* What to do: Pictures stay out of the copy; restate everything else in the material exactly.
____________________
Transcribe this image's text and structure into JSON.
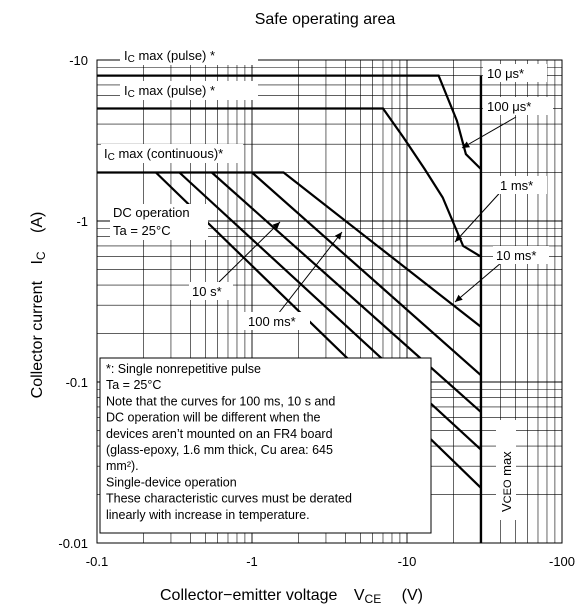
{
  "chart_data": {
    "type": "line",
    "title": "Safe operating area",
    "xlabel": "Collector−emitter voltage",
    "xlabel_symbol": "V",
    "xlabel_symbol_sub": "CE",
    "xlabel_unit": "(V)",
    "ylabel": "Collector current",
    "ylabel_symbol": "I",
    "ylabel_symbol_sub": "C",
    "ylabel_unit": "(A)",
    "x_scale": "log",
    "y_scale": "log",
    "xlim": [
      -0.1,
      -100
    ],
    "ylim": [
      -0.01,
      -10
    ],
    "x_ticks": [
      -0.1,
      -1,
      -10,
      -100
    ],
    "y_ticks": [
      -0.01,
      -0.1,
      -1,
      -10
    ],
    "x_tick_labels": [
      "-0.1",
      "-1",
      "-10",
      "-100"
    ],
    "y_tick_labels": [
      "-0.01",
      "-0.1",
      "-1",
      "-10"
    ],
    "grid": true,
    "series": [
      {
        "name": "10 μs*",
        "points": [
          [
            -0.1,
            -8
          ],
          [
            -16,
            -8
          ],
          [
            -21,
            -4.2
          ],
          [
            -24,
            -2.6
          ],
          [
            -30,
            -2.1
          ]
        ]
      },
      {
        "name": "100 μs*",
        "points": [
          [
            -0.1,
            -5
          ],
          [
            -7,
            -5
          ],
          [
            -9.5,
            -3.3
          ],
          [
            -13,
            -2.1
          ],
          [
            -17,
            -1.4
          ],
          [
            -23,
            -0.7
          ],
          [
            -30,
            -0.6
          ]
        ]
      },
      {
        "name": "1 ms*",
        "points": [
          [
            -0.1,
            -2
          ],
          [
            -1.6,
            -2
          ],
          [
            -30,
            -0.22
          ]
        ]
      },
      {
        "name": "10 ms*",
        "points": [
          [
            -1,
            -2
          ],
          [
            -30,
            -0.11
          ]
        ]
      },
      {
        "name": "100 ms*",
        "points": [
          [
            -0.55,
            -2
          ],
          [
            -30,
            -0.065
          ]
        ]
      },
      {
        "name": "10 s*",
        "points": [
          [
            -0.34,
            -2
          ],
          [
            -30,
            -0.038
          ]
        ]
      },
      {
        "name": "DC operation",
        "points": [
          [
            -0.24,
            -2
          ],
          [
            -30,
            -0.022
          ]
        ]
      }
    ],
    "vceo_max": -30,
    "annotations": {
      "ic_pulse_1_pre": "I",
      "ic_pulse_1_sub": "C",
      "ic_pulse_1_post": " max (pulse) *",
      "ic_pulse_2_pre": "I",
      "ic_pulse_2_sub": "C",
      "ic_pulse_2_post": " max (pulse) *",
      "ic_cont_pre": "I",
      "ic_cont_sub": "C",
      "ic_cont_post": " max (continuous)*",
      "dc_line1": "DC operation",
      "dc_line2": "Ta = 25°C",
      "label_10us": "10 μs*",
      "label_100us": "100 μs*",
      "label_1ms": "1 ms*",
      "label_10ms": "10 ms*",
      "label_100ms": "100 ms*",
      "label_10s": "10 s*",
      "vceo_pre": "V",
      "vceo_sub": "CEO",
      "vceo_post": " max"
    },
    "note_lines": [
      "*:  Single nonrepetitive pulse",
      "      Ta = 25°C",
      "Note that the curves for 100 ms, 10 s and",
      "DC operation will be different when the",
      "devices aren’t mounted on an FR4 board",
      "(glass-epoxy, 1.6 mm thick, Cu area: 645",
      "mm²).",
      "Single-device operation",
      "These characteristic curves must be derated",
      "linearly with increase in temperature."
    ]
  }
}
____________________
* Task answer:
Transcribe this image's text and structure into JSON.
{
  "chart_data": {
    "type": "line",
    "title": "Safe operating area",
    "xlabel": "Collector−emitter voltage",
    "xlabel_symbol": "V",
    "xlabel_symbol_sub": "CE",
    "xlabel_unit": "(V)",
    "ylabel": "Collector current",
    "ylabel_symbol": "I",
    "ylabel_symbol_sub": "C",
    "ylabel_unit": "(A)",
    "x_scale": "log",
    "y_scale": "log",
    "xlim": [
      -0.1,
      -100
    ],
    "ylim": [
      -0.01,
      -10
    ],
    "x_ticks": [
      -0.1,
      -1,
      -10,
      -100
    ],
    "y_ticks": [
      -0.01,
      -0.1,
      -1,
      -10
    ],
    "x_tick_labels": [
      "-0.1",
      "-1",
      "-10",
      "-100"
    ],
    "y_tick_labels": [
      "-0.01",
      "-0.1",
      "-1",
      "-10"
    ],
    "grid": true,
    "series": [
      {
        "name": "10 μs*",
        "points": [
          [
            -0.1,
            -8
          ],
          [
            -16,
            -8
          ],
          [
            -21,
            -4.2
          ],
          [
            -24,
            -2.6
          ],
          [
            -30,
            -2.1
          ]
        ]
      },
      {
        "name": "100 μs*",
        "points": [
          [
            -0.1,
            -5
          ],
          [
            -7,
            -5
          ],
          [
            -9.5,
            -3.3
          ],
          [
            -13,
            -2.1
          ],
          [
            -17,
            -1.4
          ],
          [
            -23,
            -0.7
          ],
          [
            -30,
            -0.6
          ]
        ]
      },
      {
        "name": "1 ms*",
        "points": [
          [
            -0.1,
            -2
          ],
          [
            -1.6,
            -2
          ],
          [
            -30,
            -0.22
          ]
        ]
      },
      {
        "name": "10 ms*",
        "points": [
          [
            -1,
            -2
          ],
          [
            -30,
            -0.11
          ]
        ]
      },
      {
        "name": "100 ms*",
        "points": [
          [
            -0.55,
            -2
          ],
          [
            -30,
            -0.065
          ]
        ]
      },
      {
        "name": "10 s*",
        "points": [
          [
            -0.34,
            -2
          ],
          [
            -30,
            -0.038
          ]
        ]
      },
      {
        "name": "DC operation",
        "points": [
          [
            -0.24,
            -2
          ],
          [
            -30,
            -0.022
          ]
        ]
      }
    ],
    "vceo_max": -30,
    "annotations": {
      "ic_pulse_1_pre": "I",
      "ic_pulse_1_sub": "C",
      "ic_pulse_1_post": " max (pulse) *",
      "ic_pulse_2_pre": "I",
      "ic_pulse_2_sub": "C",
      "ic_pulse_2_post": " max (pulse) *",
      "ic_cont_pre": "I",
      "ic_cont_sub": "C",
      "ic_cont_post": " max (continuous)*",
      "dc_line1": "DC operation",
      "dc_line2": "Ta = 25°C",
      "label_10us": "10 μs*",
      "label_100us": "100 μs*",
      "label_1ms": "1 ms*",
      "label_10ms": "10 ms*",
      "label_100ms": "100 ms*",
      "label_10s": "10 s*",
      "vceo_pre": "V",
      "vceo_sub": "CEO",
      "vceo_post": " max"
    },
    "note_lines": [
      "*:  Single nonrepetitive pulse",
      "      Ta = 25°C",
      "Note that the curves for 100 ms, 10 s and",
      "DC operation will be different when the",
      "devices aren’t mounted on an FR4 board",
      "(glass-epoxy, 1.6 mm thick, Cu area: 645",
      "mm²).",
      "Single-device operation",
      "These characteristic curves must be derated",
      "linearly with increase in temperature."
    ]
  }
}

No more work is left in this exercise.